The task → Output the data that follows exactly, line for line.

Information provided →
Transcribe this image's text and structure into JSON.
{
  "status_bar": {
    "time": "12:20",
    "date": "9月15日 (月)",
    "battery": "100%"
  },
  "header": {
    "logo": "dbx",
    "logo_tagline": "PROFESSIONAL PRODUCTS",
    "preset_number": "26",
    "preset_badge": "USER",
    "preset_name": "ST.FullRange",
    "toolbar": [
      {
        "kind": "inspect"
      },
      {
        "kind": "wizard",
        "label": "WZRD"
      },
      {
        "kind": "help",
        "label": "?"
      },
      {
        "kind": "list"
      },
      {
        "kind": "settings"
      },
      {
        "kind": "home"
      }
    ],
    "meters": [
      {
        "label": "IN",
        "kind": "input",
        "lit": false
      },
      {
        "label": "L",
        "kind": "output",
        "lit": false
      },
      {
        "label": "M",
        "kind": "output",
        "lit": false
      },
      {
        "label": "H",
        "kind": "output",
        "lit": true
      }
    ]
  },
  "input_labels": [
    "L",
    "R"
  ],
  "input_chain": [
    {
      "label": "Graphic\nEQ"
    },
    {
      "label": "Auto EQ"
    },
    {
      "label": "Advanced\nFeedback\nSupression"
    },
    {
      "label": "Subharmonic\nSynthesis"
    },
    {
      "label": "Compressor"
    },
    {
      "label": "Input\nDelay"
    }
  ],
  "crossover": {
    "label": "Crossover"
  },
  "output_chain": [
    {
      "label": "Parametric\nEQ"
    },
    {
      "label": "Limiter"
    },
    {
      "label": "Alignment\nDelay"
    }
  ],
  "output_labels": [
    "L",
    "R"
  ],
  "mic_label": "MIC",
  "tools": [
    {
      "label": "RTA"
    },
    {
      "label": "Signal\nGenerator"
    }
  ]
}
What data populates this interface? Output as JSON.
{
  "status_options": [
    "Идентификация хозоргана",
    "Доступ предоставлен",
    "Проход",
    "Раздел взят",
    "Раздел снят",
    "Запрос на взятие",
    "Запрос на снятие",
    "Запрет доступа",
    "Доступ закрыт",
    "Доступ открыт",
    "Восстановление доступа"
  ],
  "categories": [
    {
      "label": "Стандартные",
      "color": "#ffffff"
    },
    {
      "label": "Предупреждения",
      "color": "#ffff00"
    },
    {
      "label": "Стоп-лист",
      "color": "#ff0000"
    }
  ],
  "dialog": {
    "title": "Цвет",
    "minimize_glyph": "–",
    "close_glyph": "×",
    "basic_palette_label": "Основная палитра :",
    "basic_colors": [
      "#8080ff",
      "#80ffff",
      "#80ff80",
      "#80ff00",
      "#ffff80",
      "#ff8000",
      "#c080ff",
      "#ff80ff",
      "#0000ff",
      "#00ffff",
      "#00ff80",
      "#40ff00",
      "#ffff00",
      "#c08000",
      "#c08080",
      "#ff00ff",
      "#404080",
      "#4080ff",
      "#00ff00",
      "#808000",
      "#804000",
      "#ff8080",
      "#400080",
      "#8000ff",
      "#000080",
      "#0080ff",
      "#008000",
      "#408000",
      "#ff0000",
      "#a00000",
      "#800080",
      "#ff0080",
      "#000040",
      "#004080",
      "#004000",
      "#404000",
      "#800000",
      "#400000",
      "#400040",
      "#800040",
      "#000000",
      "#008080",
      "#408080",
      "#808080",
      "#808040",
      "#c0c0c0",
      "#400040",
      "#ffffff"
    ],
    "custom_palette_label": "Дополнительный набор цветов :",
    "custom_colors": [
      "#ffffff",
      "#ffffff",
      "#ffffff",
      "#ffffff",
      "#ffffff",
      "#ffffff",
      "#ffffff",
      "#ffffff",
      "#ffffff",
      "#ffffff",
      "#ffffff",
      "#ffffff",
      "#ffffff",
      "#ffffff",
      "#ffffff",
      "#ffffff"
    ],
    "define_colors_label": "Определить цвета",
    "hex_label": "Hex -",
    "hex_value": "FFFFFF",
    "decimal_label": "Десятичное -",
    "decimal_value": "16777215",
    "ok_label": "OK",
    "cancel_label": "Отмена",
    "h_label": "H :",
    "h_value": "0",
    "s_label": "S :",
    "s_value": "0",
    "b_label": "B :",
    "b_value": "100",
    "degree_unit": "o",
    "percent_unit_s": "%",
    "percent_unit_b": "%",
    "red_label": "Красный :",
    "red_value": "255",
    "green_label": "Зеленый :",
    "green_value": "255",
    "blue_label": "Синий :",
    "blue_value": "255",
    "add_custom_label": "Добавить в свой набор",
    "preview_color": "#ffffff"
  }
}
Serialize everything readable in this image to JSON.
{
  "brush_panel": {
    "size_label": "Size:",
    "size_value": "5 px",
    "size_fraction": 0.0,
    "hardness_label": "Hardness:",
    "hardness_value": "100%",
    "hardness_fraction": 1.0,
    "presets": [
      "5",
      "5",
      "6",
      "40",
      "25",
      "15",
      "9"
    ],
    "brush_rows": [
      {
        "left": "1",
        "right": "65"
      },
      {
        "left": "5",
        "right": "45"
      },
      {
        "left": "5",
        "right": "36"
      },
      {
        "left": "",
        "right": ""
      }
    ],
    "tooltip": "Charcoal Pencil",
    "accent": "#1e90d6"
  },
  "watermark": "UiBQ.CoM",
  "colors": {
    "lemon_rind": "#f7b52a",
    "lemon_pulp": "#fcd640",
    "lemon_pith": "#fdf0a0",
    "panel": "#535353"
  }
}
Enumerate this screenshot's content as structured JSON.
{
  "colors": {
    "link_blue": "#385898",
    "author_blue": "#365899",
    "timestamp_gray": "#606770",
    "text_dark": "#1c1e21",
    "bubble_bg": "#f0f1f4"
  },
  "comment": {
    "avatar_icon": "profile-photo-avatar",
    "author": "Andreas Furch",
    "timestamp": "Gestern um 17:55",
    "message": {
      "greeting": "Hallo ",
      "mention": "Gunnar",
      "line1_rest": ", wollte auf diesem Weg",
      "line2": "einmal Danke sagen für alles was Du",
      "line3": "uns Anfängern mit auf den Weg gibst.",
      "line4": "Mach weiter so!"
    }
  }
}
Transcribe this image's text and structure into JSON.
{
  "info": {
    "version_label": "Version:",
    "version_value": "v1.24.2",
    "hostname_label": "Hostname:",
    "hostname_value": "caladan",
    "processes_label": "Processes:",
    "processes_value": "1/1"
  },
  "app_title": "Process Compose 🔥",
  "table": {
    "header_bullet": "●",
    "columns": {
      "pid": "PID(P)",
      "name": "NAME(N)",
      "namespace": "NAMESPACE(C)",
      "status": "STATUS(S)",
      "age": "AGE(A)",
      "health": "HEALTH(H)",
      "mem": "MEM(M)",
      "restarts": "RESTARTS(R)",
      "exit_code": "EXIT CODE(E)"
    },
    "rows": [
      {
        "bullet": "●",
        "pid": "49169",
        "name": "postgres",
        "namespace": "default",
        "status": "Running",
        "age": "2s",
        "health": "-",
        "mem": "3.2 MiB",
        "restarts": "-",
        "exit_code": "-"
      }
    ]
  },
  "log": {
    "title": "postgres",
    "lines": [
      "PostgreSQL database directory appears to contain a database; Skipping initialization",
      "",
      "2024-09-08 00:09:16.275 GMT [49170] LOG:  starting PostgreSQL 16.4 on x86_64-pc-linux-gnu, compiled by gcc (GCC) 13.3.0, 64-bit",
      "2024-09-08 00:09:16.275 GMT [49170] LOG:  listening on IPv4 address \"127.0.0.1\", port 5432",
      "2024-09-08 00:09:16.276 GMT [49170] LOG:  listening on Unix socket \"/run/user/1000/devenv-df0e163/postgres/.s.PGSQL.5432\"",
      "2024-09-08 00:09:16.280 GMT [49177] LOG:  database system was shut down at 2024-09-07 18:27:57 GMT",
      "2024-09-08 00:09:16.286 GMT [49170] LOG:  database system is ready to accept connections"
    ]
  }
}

Complete response →
Transcribe this image's text and structure into JSON.
{
  "status_bar": {
    "time": "12:20",
    "date": "9月15日 (月)",
    "battery": "100%"
  },
  "header": {
    "logo": "dbx",
    "logo_tagline": "PROFESSIONAL PRODUCTS",
    "preset_number": "26",
    "preset_badge": "USER",
    "preset_name": "ST.FullRange",
    "toolbar": [
      {
        "kind": "inspect"
      },
      {
        "kind": "wizard",
        "label": "WZRD"
      },
      {
        "kind": "help",
        "label": "?"
      },
      {
        "kind": "list"
      },
      {
        "kind": "settings"
      },
      {
        "kind": "home"
      }
    ],
    "meters": [
      {
        "label": "IN",
        "kind": "input",
        "lit": false
      },
      {
        "label": "L",
        "kind": "output",
        "lit": false
      },
      {
        "label": "M",
        "kind": "output",
        "lit": false
      },
      {
        "label": "H",
        "kind": "output",
        "lit": true
      }
    ]
  },
  "input_labels": [
    "L",
    "R"
  ],
  "input_chain": [
    {
      "label": "Graphic\nEQ"
    },
    {
      "label": "Auto EQ"
    },
    {
      "label": "Advanced\nFeedback\nSupression"
    },
    {
      "label": "Subharmonic\nSynthesis"
    },
    {
      "label": "Compressor"
    },
    {
      "label": "Input\nDelay"
    }
  ],
  "crossover": {
    "label": "Crossover"
  },
  "output_chain": [
    {
      "label": "Parametric\nEQ"
    },
    {
      "label": "Limiter"
    },
    {
      "label": "Alignment\nDelay"
    }
  ],
  "output_labels": [
    "L",
    "R"
  ],
  "mic_label": "MIC",
  "tools": [
    {
      "label": "RTA"
    },
    {
      "label": "Signal\nGenerator"
    }
  ]
}
What data populates this interface? Output as JSON.
{
  "status_options": [
    "Идентификация хозоргана",
    "Доступ предоставлен",
    "Проход",
    "Раздел взят",
    "Раздел снят",
    "Запрос на взятие",
    "Запрос на снятие",
    "Запрет доступа",
    "Доступ закрыт",
    "Доступ открыт",
    "Восстановление доступа"
  ],
  "categories": [
    {
      "label": "Стандартные",
      "color": "#ffffff"
    },
    {
      "label": "Предупреждения",
      "color": "#ffff00"
    },
    {
      "label": "Стоп-лист",
      "color": "#ff0000"
    }
  ],
  "dialog": {
    "title": "Цвет",
    "minimize_glyph": "–",
    "close_glyph": "×",
    "basic_palette_label": "Основная палитра :",
    "basic_colors": [
      "#8080ff",
      "#80ffff",
      "#80ff80",
      "#80ff00",
      "#ffff80",
      "#ff8000",
      "#c080ff",
      "#ff80ff",
      "#0000ff",
      "#00ffff",
      "#00ff80",
      "#40ff00",
      "#ffff00",
      "#c08000",
      "#c08080",
      "#ff00ff",
      "#404080",
      "#4080ff",
      "#00ff00",
      "#808000",
      "#804000",
      "#ff8080",
      "#400080",
      "#8000ff",
      "#000080",
      "#0080ff",
      "#008000",
      "#408000",
      "#ff0000",
      "#a00000",
      "#800080",
      "#ff0080",
      "#000040",
      "#004080",
      "#004000",
      "#404000",
      "#800000",
      "#400000",
      "#400040",
      "#800040",
      "#000000",
      "#008080",
      "#408080",
      "#808080",
      "#808040",
      "#c0c0c0",
      "#400040",
      "#ffffff"
    ],
    "custom_palette_label": "Дополнительный набор цветов :",
    "custom_colors": [
      "#ffffff",
      "#ffffff",
      "#ffffff",
      "#ffffff",
      "#ffffff",
      "#ffffff",
      "#ffffff",
      "#ffffff",
      "#ffffff",
      "#ffffff",
      "#ffffff",
      "#ffffff",
      "#ffffff",
      "#ffffff",
      "#ffffff",
      "#ffffff"
    ],
    "define_colors_label": "Определить цвета",
    "hex_label": "Hex -",
    "hex_value": "FFFFFF",
    "decimal_label": "Десятичное -",
    "decimal_value": "16777215",
    "ok_label": "OK",
    "cancel_label": "Отмена",
    "h_label": "H :",
    "h_value": "0",
    "s_label": "S :",
    "s_value": "0",
    "b_label": "B :",
    "b_value": "100",
    "degree_unit": "o",
    "percent_unit_s": "%",
    "percent_unit_b": "%",
    "red_label": "Красный :",
    "red_value": "255",
    "green_label": "Зеленый :",
    "green_value": "255",
    "blue_label": "Синий :",
    "blue_value": "255",
    "add_custom_label": "Добавить в свой набор",
    "preview_color": "#ffffff"
  }
}
Serialize everything readable in this image to JSON.
{
  "brush_panel": {
    "size_label": "Size:",
    "size_value": "5 px",
    "size_fraction": 0.0,
    "hardness_label": "Hardness:",
    "hardness_value": "100%",
    "hardness_fraction": 1.0,
    "presets": [
      "5",
      "5",
      "6",
      "40",
      "25",
      "15",
      "9"
    ],
    "brush_rows": [
      {
        "left": "1",
        "right": "65"
      },
      {
        "left": "5",
        "right": "45"
      },
      {
        "left": "5",
        "right": "36"
      },
      {
        "left": "",
        "right": ""
      }
    ],
    "tooltip": "Charcoal Pencil",
    "accent": "#1e90d6"
  },
  "watermark": "UiBQ.CoM",
  "colors": {
    "lemon_rind": "#f7b52a",
    "lemon_pulp": "#fcd640",
    "lemon_pith": "#fdf0a0",
    "panel": "#535353"
  }
}
Enumerate this screenshot's content as structured JSON.
{
  "colors": {
    "link_blue": "#385898",
    "author_blue": "#365899",
    "timestamp_gray": "#606770",
    "text_dark": "#1c1e21",
    "bubble_bg": "#f0f1f4"
  },
  "comment": {
    "avatar_icon": "profile-photo-avatar",
    "author": "Andreas Furch",
    "timestamp": "Gestern um 17:55",
    "message": {
      "greeting": "Hallo ",
      "mention": "Gunnar",
      "line1_rest": ", wollte auf diesem Weg",
      "line2": "einmal Danke sagen für alles was Du",
      "line3": "uns Anfängern mit auf den Weg gibst.",
      "line4": "Mach weiter so!"
    }
  }
}
Transcribe this image's text and structure into JSON.
{
  "info": {
    "version_label": "Version:",
    "version_value": "v1.24.2",
    "hostname_label": "Hostname:",
    "hostname_value": "caladan",
    "processes_label": "Processes:",
    "processes_value": "1/1"
  },
  "app_title": "Process Compose 🔥",
  "table": {
    "header_bullet": "●",
    "columns": {
      "pid": "PID(P)",
      "name": "NAME(N)",
      "namespace": "NAMESPACE(C)",
      "status": "STATUS(S)",
      "age": "AGE(A)",
      "health": "HEALTH(H)",
      "mem": "MEM(M)",
      "restarts": "RESTARTS(R)",
      "exit_code": "EXIT CODE(E)"
    },
    "rows": [
      {
        "bullet": "●",
        "pid": "49169",
        "name": "postgres",
        "namespace": "default",
        "status": "Running",
        "age": "2s",
        "health": "-",
        "mem": "3.2 MiB",
        "restarts": "-",
        "exit_code": "-"
      }
    ]
  },
  "log": {
    "title": "postgres",
    "lines": [
      "PostgreSQL database directory appears to contain a database; Skipping initialization",
      "",
      "2024-09-08 00:09:16.275 GMT [49170] LOG:  starting PostgreSQL 16.4 on x86_64-pc-linux-gnu, compiled by gcc (GCC) 13.3.0, 64-bit",
      "2024-09-08 00:09:16.275 GMT [49170] LOG:  listening on IPv4 address \"127.0.0.1\", port 5432",
      "2024-09-08 00:09:16.276 GMT [49170] LOG:  listening on Unix socket \"/run/user/1000/devenv-df0e163/postgres/.s.PGSQL.5432\"",
      "2024-09-08 00:09:16.280 GMT [49177] LOG:  database system was shut down at 2024-09-07 18:27:57 GMT",
      "2024-09-08 00:09:16.286 GMT [49170] LOG:  database system is ready to accept connections"
    ]
  }
}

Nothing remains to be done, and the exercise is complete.